Exercise aim: Whenever a line of the records below contains the word "miljötekniksektorn", copy that line.

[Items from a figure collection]
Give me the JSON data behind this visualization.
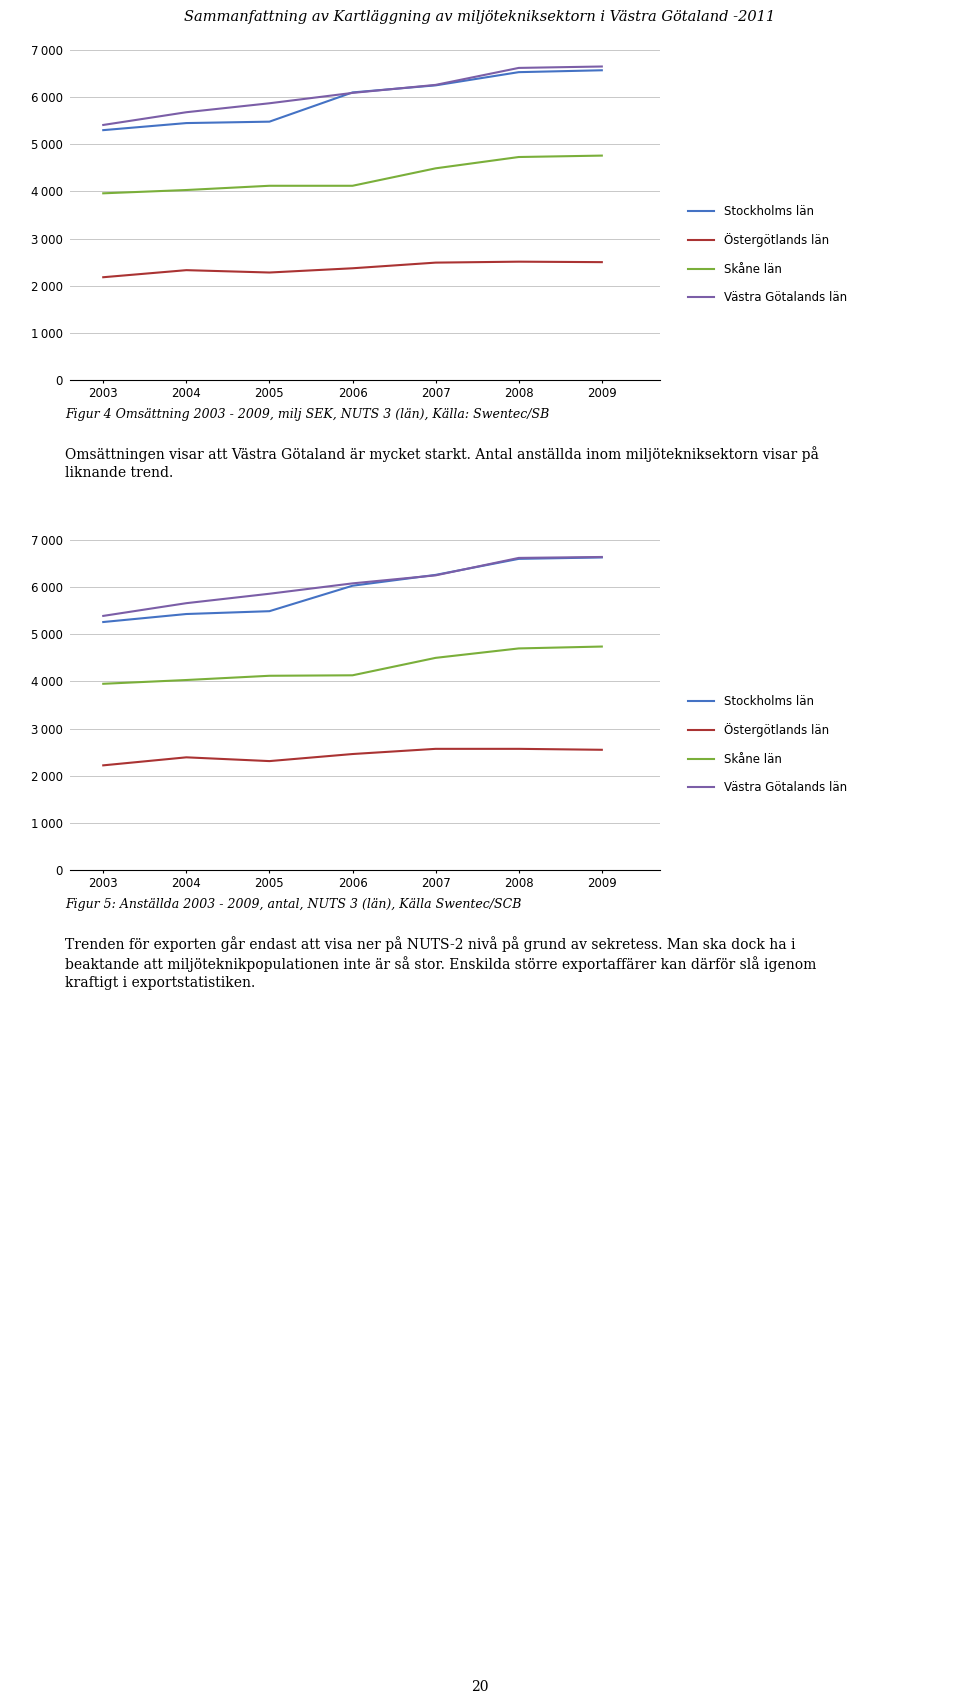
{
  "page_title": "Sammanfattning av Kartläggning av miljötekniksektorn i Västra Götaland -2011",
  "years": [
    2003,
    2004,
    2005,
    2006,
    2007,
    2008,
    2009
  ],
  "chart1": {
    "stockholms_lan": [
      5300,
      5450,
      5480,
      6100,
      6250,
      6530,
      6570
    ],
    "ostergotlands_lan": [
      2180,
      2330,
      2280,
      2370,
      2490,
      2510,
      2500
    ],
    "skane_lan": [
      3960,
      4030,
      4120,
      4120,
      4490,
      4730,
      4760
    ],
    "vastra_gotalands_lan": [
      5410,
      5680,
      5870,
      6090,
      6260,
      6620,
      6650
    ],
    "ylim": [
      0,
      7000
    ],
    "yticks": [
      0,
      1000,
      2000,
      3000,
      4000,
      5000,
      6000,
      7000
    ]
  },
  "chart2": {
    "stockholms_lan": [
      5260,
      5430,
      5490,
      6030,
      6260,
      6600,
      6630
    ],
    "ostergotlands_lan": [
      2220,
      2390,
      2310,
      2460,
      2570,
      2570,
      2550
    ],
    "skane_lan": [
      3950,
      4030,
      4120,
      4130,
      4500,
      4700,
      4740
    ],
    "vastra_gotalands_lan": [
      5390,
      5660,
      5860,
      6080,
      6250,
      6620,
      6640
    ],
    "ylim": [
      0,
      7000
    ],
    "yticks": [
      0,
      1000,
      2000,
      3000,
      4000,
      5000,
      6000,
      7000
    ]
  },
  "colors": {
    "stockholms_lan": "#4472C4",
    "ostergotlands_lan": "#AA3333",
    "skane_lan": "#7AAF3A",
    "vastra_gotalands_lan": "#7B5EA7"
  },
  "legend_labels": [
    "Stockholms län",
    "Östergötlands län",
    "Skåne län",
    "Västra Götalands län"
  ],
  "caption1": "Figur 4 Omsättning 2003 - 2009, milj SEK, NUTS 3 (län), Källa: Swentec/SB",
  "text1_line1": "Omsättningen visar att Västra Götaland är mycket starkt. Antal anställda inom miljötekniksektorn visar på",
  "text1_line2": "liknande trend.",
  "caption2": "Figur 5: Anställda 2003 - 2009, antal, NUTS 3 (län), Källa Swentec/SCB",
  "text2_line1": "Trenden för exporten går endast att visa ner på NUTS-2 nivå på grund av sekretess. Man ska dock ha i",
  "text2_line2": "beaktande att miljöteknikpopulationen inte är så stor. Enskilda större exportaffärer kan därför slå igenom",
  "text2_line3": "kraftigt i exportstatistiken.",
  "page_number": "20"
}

Response:
  "page_title": "Sammanfattning av Kartläggning av miljötekniksektorn i Västra Götaland -2011",
  "text1_line1": "Omsättningen visar att Västra Götaland är mycket starkt. Antal anställda inom miljötekniksektorn visar på",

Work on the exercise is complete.